### Task brief
Go through the material below, count the lines with the word "Frequency", and reply with the count alone.
───── Data provided
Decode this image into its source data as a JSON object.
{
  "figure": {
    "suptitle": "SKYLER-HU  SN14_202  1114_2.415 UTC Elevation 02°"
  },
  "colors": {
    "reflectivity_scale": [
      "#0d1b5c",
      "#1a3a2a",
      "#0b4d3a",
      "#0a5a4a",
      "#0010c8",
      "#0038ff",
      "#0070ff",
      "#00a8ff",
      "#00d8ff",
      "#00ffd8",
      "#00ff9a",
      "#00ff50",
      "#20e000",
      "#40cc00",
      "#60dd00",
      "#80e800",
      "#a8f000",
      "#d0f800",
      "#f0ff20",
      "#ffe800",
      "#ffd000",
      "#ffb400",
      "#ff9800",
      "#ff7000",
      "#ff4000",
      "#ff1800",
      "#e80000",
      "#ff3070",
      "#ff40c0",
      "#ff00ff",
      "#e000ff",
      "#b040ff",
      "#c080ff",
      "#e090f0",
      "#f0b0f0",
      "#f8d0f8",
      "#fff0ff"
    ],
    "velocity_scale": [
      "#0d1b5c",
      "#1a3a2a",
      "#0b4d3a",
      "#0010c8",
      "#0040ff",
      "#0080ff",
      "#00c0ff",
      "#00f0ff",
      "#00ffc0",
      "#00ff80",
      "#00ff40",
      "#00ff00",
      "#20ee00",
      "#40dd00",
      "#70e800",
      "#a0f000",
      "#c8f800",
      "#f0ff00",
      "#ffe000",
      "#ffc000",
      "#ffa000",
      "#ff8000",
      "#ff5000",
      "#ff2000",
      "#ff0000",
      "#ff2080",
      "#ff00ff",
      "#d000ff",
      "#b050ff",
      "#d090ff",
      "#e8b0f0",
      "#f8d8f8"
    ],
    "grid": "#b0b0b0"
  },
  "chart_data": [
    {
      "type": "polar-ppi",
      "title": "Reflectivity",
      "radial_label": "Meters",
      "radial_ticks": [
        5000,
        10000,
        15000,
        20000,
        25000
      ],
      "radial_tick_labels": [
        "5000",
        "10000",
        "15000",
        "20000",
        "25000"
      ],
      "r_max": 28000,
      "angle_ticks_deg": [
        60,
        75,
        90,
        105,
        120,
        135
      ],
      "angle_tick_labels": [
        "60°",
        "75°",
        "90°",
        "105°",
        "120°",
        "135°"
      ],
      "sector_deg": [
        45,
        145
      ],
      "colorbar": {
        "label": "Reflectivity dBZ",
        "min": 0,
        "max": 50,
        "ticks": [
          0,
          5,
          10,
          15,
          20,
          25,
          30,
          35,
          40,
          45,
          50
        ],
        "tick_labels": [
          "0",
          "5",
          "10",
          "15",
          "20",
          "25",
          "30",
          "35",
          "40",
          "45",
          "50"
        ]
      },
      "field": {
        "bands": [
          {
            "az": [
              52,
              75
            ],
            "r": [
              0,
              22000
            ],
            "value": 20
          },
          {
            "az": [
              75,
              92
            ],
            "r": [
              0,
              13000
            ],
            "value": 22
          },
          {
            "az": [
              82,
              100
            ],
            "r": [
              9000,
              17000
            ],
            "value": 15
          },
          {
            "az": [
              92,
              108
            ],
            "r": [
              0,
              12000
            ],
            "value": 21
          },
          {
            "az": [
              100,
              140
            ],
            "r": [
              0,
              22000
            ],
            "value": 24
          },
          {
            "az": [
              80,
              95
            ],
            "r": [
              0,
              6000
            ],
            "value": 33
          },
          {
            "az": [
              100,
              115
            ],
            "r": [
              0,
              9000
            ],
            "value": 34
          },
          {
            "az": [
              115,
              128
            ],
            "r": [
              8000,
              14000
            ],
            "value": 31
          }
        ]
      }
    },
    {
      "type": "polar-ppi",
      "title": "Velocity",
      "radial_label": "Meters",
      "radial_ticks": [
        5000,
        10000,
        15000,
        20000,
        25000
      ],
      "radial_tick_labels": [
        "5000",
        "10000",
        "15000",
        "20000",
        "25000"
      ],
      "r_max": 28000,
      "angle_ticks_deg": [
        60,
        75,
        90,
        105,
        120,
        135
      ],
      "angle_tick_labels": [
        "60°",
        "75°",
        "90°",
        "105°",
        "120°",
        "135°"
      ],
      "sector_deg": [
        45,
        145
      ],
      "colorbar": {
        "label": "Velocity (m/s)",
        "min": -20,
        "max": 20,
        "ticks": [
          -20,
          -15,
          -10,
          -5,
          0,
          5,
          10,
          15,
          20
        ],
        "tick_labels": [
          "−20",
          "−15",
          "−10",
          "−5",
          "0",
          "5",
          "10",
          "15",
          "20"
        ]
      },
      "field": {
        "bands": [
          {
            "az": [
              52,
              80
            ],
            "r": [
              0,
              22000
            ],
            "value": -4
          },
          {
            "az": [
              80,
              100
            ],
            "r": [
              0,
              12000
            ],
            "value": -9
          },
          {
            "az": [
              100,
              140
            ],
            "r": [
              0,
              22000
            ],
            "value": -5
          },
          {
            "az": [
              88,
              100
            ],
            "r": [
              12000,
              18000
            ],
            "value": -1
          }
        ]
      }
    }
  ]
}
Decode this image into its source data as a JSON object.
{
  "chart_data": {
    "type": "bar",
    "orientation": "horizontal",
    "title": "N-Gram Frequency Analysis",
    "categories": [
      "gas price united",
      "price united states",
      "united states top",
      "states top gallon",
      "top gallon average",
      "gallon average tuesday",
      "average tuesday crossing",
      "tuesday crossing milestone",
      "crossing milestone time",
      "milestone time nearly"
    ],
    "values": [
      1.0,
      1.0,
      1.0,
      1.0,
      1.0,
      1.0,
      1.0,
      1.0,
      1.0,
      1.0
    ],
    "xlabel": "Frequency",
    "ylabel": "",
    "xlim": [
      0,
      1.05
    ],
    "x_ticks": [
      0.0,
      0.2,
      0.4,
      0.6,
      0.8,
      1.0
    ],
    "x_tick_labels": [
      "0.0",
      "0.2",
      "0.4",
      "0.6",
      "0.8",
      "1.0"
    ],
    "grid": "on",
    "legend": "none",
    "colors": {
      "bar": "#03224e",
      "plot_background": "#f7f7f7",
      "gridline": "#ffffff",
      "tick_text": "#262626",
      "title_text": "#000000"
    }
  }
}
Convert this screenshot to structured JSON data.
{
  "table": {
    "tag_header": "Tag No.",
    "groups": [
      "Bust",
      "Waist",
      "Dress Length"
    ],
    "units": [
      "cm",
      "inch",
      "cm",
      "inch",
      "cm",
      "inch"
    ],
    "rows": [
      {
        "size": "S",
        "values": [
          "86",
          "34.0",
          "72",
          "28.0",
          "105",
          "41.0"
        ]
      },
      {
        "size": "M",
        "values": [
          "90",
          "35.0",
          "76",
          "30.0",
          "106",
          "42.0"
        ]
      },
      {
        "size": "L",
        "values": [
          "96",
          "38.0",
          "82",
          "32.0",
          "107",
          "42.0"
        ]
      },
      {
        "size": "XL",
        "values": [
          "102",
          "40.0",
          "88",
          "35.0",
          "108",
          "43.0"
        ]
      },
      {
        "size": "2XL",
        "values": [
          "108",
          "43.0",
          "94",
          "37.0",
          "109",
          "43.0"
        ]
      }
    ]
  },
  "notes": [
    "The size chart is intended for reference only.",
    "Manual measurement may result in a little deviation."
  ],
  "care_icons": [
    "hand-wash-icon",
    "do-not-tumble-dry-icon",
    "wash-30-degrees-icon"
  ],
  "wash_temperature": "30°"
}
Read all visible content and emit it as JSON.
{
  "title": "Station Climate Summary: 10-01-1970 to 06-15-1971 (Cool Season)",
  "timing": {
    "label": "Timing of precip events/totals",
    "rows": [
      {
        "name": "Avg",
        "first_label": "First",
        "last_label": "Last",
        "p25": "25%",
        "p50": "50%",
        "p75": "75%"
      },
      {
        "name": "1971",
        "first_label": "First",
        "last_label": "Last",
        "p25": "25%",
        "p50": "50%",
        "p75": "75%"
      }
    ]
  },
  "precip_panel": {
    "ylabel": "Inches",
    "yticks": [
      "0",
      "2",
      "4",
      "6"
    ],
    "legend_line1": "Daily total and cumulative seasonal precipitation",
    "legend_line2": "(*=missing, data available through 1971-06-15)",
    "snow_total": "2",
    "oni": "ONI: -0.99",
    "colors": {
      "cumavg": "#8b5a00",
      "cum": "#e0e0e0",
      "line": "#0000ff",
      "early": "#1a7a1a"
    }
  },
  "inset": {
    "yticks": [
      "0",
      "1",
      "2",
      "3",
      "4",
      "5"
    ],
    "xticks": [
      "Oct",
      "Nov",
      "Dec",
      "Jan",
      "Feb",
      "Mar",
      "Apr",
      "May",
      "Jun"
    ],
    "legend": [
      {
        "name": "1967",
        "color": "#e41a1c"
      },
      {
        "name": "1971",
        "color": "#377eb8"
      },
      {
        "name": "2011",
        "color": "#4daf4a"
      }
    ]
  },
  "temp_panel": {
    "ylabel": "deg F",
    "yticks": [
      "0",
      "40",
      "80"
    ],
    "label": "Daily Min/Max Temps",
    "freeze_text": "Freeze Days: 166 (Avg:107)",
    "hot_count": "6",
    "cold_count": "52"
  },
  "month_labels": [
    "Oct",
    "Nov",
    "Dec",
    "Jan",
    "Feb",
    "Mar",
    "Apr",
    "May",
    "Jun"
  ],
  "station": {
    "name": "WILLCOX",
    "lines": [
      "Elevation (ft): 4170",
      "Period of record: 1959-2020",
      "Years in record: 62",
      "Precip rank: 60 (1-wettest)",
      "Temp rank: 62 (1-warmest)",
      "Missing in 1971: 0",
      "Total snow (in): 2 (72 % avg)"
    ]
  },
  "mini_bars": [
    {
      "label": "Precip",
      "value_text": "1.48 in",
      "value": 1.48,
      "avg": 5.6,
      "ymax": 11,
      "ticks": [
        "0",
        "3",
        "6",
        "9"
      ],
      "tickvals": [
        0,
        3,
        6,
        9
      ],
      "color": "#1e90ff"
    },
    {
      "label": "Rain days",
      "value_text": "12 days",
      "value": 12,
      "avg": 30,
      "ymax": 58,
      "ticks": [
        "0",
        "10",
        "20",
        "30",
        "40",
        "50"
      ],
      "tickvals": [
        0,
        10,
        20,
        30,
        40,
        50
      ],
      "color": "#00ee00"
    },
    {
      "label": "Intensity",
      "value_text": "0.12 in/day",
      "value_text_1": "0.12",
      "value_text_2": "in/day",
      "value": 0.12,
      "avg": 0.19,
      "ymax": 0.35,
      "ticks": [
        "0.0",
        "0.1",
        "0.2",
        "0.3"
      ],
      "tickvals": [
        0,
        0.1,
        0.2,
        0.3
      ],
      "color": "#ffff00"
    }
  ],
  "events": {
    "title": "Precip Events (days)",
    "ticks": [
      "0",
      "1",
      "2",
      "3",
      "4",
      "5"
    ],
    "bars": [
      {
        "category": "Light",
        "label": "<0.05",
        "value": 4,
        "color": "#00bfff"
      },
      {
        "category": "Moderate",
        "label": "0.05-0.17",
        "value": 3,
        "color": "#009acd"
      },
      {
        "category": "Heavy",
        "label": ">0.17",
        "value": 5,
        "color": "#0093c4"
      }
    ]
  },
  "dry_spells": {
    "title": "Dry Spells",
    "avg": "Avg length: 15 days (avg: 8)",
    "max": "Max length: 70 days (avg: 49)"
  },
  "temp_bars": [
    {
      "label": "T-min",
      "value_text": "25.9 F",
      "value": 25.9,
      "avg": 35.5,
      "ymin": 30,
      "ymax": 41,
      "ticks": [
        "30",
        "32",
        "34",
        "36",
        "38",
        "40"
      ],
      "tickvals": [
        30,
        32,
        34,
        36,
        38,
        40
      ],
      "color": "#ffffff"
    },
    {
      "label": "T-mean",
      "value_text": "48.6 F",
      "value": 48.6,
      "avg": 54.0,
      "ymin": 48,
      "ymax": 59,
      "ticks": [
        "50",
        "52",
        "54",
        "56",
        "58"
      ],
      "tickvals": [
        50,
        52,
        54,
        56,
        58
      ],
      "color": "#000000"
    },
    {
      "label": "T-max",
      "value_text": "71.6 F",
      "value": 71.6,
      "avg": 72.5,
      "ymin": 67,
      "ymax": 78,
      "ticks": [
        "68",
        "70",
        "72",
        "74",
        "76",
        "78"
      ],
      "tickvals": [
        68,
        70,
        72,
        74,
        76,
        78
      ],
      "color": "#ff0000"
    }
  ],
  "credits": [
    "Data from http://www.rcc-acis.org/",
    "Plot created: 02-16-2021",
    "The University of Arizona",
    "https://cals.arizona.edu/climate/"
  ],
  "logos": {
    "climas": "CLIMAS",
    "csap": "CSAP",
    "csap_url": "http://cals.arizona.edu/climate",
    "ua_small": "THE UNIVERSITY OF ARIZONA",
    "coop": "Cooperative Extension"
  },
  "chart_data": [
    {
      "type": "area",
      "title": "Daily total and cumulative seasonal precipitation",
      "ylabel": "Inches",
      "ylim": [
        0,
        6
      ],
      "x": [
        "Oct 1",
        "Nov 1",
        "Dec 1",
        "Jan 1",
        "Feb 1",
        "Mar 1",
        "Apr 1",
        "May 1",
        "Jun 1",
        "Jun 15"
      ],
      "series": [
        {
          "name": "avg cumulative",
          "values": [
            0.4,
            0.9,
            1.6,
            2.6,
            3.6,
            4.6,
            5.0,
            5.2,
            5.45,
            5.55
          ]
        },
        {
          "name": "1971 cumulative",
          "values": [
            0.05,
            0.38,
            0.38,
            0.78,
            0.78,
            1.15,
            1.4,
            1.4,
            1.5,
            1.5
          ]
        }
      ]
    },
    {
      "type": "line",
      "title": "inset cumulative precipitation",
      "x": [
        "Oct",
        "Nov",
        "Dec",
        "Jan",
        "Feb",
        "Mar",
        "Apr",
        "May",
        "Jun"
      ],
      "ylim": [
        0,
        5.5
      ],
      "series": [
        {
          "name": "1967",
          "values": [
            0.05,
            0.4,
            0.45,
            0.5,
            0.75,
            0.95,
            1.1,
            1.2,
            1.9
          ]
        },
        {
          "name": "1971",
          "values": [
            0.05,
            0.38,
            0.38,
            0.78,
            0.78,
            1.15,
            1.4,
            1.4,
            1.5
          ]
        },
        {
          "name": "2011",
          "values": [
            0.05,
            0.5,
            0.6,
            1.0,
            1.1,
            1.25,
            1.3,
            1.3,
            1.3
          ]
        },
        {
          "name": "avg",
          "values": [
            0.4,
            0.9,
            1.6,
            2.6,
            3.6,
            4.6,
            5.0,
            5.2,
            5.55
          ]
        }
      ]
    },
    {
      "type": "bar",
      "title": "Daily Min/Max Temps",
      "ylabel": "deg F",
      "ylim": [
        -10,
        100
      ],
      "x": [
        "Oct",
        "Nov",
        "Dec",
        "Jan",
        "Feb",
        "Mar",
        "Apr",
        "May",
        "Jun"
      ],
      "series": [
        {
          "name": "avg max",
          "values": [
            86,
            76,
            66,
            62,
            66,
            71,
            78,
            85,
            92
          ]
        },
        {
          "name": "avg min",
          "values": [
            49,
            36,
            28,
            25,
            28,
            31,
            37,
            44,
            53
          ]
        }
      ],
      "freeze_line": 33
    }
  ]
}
──────────
### The completed task
2